## Data excerpts
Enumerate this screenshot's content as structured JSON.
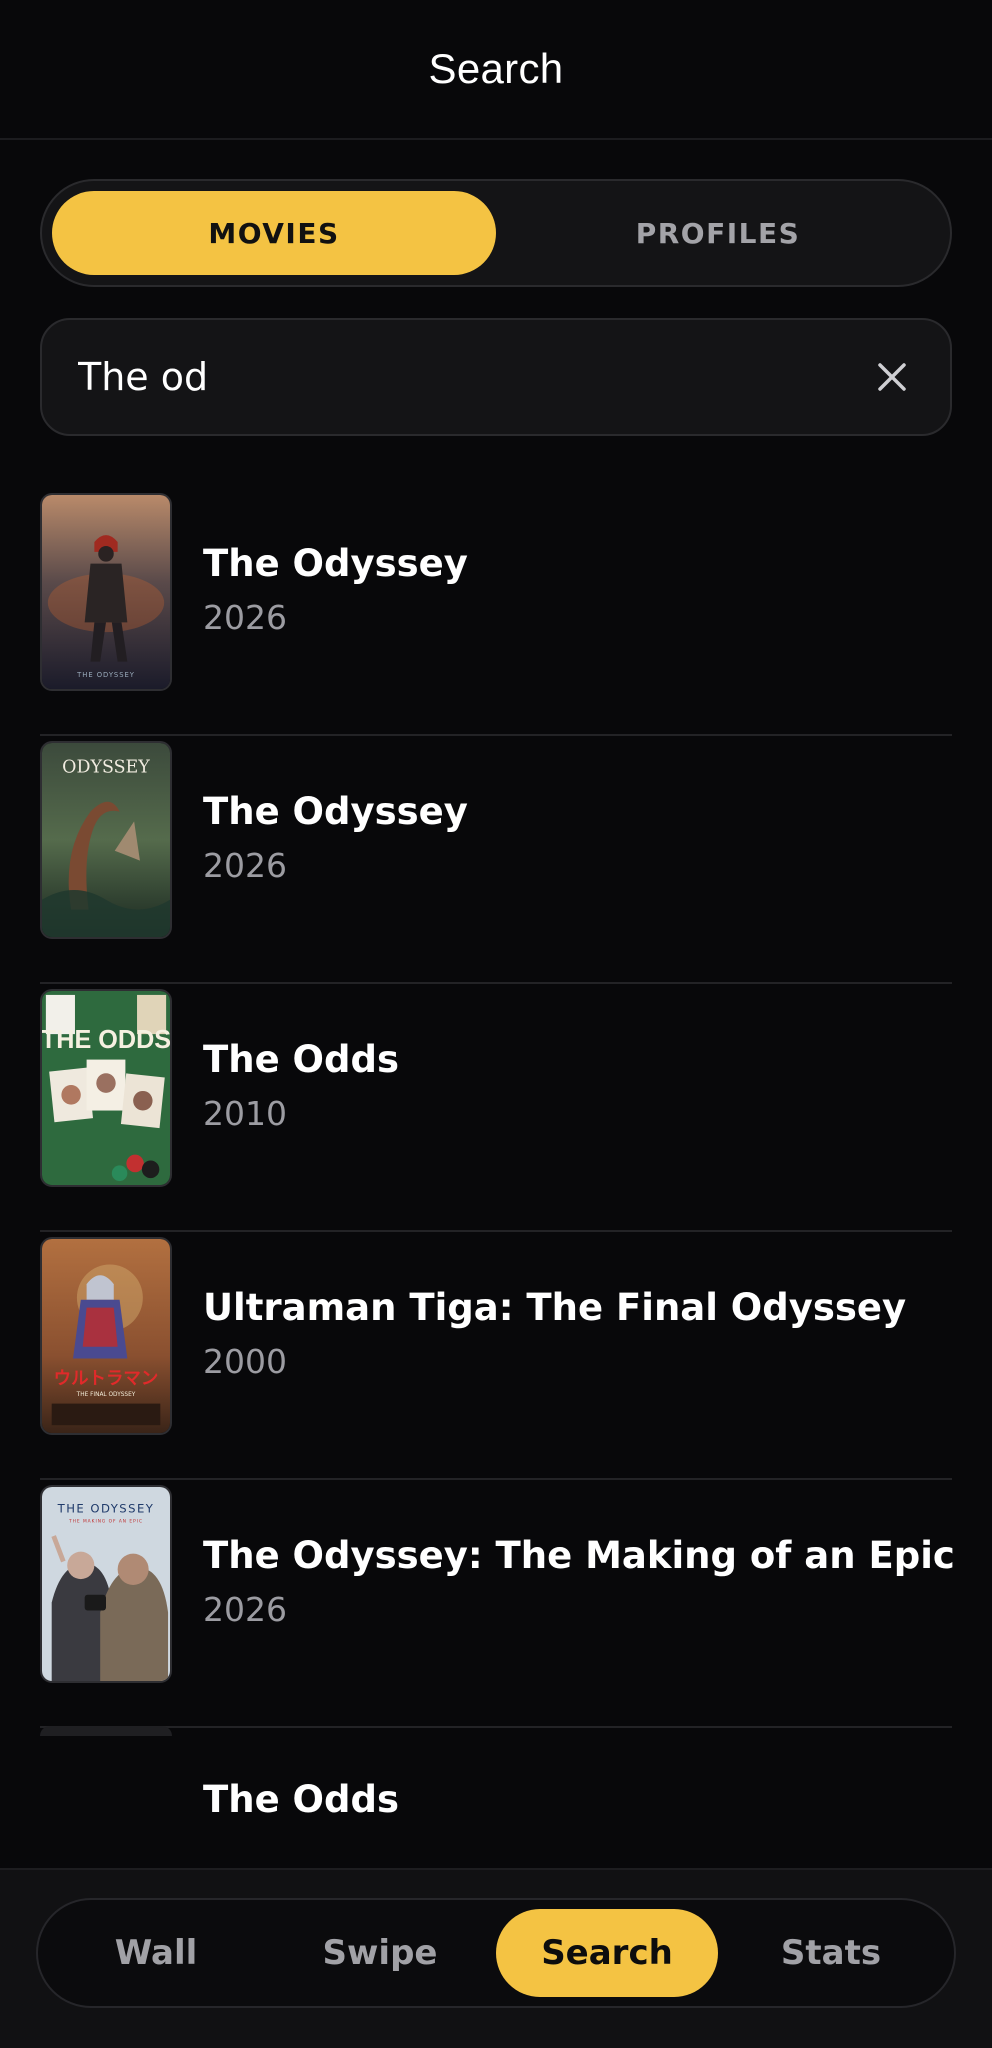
{
  "header": {
    "title": "Search"
  },
  "segments": {
    "movies": "MOVIES",
    "profiles": "PROFILES",
    "active": "movies"
  },
  "search": {
    "value": "The od",
    "placeholder": ""
  },
  "results": [
    {
      "title": "The Odyssey",
      "year": "2026",
      "poster": "odyssey-warrior-poster"
    },
    {
      "title": "The Odyssey",
      "year": "2026",
      "poster": "odyssey-kraken-poster"
    },
    {
      "title": "The Odds",
      "year": "2010",
      "poster": "the-odds-poster"
    },
    {
      "title": "Ultraman Tiga: The Final Odyssey",
      "year": "2000",
      "poster": "ultraman-tiga-poster"
    },
    {
      "title": "The Odyssey: The Making of an Epic",
      "year": "2026",
      "poster": "making-of-epic-poster"
    }
  ],
  "partial_result": {
    "title": "The Odds"
  },
  "tabs": [
    {
      "label": "Wall"
    },
    {
      "label": "Swipe"
    },
    {
      "label": "Search",
      "active": true
    },
    {
      "label": "Stats"
    }
  ],
  "colors": {
    "accent": "#f4c343",
    "background": "#08080a",
    "surface": "#141416",
    "muted_text": "#9c9ca2"
  }
}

## TASK DETAILS
Repeat each line of the records above exactly, but do not copy the pictures.

## REPLY
Enumerate this screenshot's content as structured JSON.
{
  "header": {
    "title": "Search"
  },
  "segments": {
    "movies": "MOVIES",
    "profiles": "PROFILES",
    "active": "movies"
  },
  "search": {
    "value": "The od",
    "placeholder": ""
  },
  "results": [
    {
      "title": "The Odyssey",
      "year": "2026",
      "poster": "odyssey-warrior-poster"
    },
    {
      "title": "The Odyssey",
      "year": "2026",
      "poster": "odyssey-kraken-poster"
    },
    {
      "title": "The Odds",
      "year": "2010",
      "poster": "the-odds-poster"
    },
    {
      "title": "Ultraman Tiga: The Final Odyssey",
      "year": "2000",
      "poster": "ultraman-tiga-poster"
    },
    {
      "title": "The Odyssey: The Making of an Epic",
      "year": "2026",
      "poster": "making-of-epic-poster"
    }
  ],
  "partial_result": {
    "title": "The Odds"
  },
  "tabs": [
    {
      "label": "Wall"
    },
    {
      "label": "Swipe"
    },
    {
      "label": "Search",
      "active": true
    },
    {
      "label": "Stats"
    }
  ],
  "colors": {
    "accent": "#f4c343",
    "background": "#08080a",
    "surface": "#141416",
    "muted_text": "#9c9ca2"
  }
}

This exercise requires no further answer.